What is required
Retype the records below word for word, from the very first line up to and including the line that contains "bar-dec (613, 1104, 652, 1324)".

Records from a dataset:
# # # # # # #
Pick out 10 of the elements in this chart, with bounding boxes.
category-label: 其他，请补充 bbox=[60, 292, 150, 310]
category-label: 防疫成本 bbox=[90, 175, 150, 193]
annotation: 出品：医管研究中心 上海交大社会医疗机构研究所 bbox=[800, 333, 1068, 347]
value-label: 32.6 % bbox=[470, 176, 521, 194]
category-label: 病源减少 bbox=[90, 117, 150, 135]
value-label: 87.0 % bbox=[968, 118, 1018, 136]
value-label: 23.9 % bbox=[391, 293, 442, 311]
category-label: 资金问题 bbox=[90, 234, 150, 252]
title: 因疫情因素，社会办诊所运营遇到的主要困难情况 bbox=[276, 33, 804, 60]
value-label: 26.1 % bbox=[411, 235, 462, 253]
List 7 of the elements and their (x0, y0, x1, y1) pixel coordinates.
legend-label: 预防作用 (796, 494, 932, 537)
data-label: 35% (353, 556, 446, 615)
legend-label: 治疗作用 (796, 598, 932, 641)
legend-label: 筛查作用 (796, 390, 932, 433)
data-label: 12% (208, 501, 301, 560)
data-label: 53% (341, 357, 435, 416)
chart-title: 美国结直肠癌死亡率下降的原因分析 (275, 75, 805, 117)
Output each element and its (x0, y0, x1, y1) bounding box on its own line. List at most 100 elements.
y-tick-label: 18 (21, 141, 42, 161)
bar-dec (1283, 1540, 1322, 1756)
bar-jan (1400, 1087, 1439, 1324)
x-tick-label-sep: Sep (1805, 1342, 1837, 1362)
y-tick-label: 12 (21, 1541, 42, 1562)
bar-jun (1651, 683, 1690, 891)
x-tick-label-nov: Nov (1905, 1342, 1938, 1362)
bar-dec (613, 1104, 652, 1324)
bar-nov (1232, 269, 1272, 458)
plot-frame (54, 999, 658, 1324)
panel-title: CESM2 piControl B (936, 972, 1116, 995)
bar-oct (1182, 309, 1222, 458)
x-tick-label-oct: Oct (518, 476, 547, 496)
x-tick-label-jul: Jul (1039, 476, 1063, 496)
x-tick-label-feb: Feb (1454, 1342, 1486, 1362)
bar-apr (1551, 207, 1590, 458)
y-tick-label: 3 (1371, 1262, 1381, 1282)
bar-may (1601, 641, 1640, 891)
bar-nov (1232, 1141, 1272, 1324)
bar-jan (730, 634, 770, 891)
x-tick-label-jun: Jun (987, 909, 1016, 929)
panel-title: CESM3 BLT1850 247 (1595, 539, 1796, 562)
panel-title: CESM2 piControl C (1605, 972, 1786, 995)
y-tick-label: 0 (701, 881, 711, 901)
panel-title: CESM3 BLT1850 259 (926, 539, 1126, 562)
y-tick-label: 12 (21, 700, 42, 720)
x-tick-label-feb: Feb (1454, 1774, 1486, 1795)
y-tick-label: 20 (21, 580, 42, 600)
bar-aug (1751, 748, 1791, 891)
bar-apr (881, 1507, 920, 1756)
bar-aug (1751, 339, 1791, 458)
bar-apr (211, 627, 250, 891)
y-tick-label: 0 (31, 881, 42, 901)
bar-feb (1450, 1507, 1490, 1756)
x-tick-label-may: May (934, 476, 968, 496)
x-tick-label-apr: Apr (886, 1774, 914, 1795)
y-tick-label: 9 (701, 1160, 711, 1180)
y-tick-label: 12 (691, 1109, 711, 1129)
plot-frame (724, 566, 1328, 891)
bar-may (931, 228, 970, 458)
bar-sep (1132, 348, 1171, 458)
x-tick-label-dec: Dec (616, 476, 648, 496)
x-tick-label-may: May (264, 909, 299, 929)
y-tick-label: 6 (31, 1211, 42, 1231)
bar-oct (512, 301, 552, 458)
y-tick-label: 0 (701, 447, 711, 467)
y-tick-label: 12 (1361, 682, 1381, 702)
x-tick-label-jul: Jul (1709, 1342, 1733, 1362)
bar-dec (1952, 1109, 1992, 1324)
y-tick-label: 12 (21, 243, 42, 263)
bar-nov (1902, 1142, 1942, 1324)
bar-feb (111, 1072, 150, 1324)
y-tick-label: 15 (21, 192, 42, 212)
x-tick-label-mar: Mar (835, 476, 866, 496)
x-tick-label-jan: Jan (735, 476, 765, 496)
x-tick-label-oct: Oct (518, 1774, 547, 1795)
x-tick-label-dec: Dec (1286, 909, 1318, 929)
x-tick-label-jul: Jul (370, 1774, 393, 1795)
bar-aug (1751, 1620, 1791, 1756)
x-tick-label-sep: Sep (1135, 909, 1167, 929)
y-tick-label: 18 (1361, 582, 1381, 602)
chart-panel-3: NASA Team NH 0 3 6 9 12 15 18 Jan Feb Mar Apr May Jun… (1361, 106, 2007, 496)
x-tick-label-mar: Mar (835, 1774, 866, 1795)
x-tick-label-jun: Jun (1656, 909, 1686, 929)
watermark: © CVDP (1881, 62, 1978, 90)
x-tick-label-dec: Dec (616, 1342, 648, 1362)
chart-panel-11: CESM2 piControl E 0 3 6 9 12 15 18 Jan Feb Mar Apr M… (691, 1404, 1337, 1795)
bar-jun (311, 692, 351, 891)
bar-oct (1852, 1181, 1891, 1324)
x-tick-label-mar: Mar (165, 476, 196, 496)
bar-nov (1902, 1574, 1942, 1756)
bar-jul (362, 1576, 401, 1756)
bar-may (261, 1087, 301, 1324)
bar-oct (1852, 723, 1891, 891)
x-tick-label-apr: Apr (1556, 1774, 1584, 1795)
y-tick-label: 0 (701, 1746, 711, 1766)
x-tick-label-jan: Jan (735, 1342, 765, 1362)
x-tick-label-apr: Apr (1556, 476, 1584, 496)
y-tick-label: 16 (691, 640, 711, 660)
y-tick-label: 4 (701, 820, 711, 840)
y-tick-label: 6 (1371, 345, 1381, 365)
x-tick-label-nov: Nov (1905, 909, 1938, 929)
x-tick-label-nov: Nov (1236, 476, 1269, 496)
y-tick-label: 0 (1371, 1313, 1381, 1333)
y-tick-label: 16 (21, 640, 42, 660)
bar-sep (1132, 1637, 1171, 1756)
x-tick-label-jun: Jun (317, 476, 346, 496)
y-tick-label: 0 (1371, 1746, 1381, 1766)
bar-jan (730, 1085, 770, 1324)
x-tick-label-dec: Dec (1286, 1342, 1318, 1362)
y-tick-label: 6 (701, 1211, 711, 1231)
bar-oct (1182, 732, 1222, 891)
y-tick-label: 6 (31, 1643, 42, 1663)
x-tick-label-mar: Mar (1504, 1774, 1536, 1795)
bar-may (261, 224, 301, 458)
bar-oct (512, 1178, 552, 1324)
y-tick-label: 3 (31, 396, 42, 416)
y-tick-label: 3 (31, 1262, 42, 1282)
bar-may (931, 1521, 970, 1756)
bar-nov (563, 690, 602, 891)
# # # # # # #
Answer for the task
Pick out 10 of the elements in this chart, with bounding boxes.
category-label: 其他，请补充 bbox=[60, 292, 150, 310]
category-label: 防疫成本 bbox=[90, 175, 150, 193]
annotation: 出品：医管研究中心 上海交大社会医疗机构研究所 bbox=[800, 333, 1068, 347]
value-label: 32.6 % bbox=[470, 176, 521, 194]
category-label: 病源减少 bbox=[90, 117, 150, 135]
value-label: 87.0 % bbox=[968, 118, 1018, 136]
value-label: 23.9 % bbox=[391, 293, 442, 311]
category-label: 资金问题 bbox=[90, 234, 150, 252]
title: 因疫情因素，社会办诊所运营遇到的主要困难情况 bbox=[276, 33, 804, 60]
value-label: 26.1 % bbox=[411, 235, 462, 253]
List 7 of the elements and their (x0, y0, x1, y1) pixel coordinates.
legend-label: 预防作用 (796, 494, 932, 537)
data-label: 35% (353, 556, 446, 615)
legend-label: 治疗作用 (796, 598, 932, 641)
legend-label: 筛查作用 (796, 390, 932, 433)
data-label: 12% (208, 501, 301, 560)
data-label: 53% (341, 357, 435, 416)
chart-title: 美国结直肠癌死亡率下降的原因分析 (275, 75, 805, 117)
Output each element and its (x0, y0, x1, y1) bounding box on its own line. List at most 100 elements.
y-tick-label: 18 (21, 141, 42, 161)
bar-dec (1283, 1540, 1322, 1756)
bar-jan (1400, 1087, 1439, 1324)
x-tick-label-sep: Sep (1805, 1342, 1837, 1362)
y-tick-label: 12 (21, 1541, 42, 1562)
bar-jun (1651, 683, 1690, 891)
x-tick-label-nov: Nov (1905, 1342, 1938, 1362)
bar-dec (613, 1104, 652, 1324)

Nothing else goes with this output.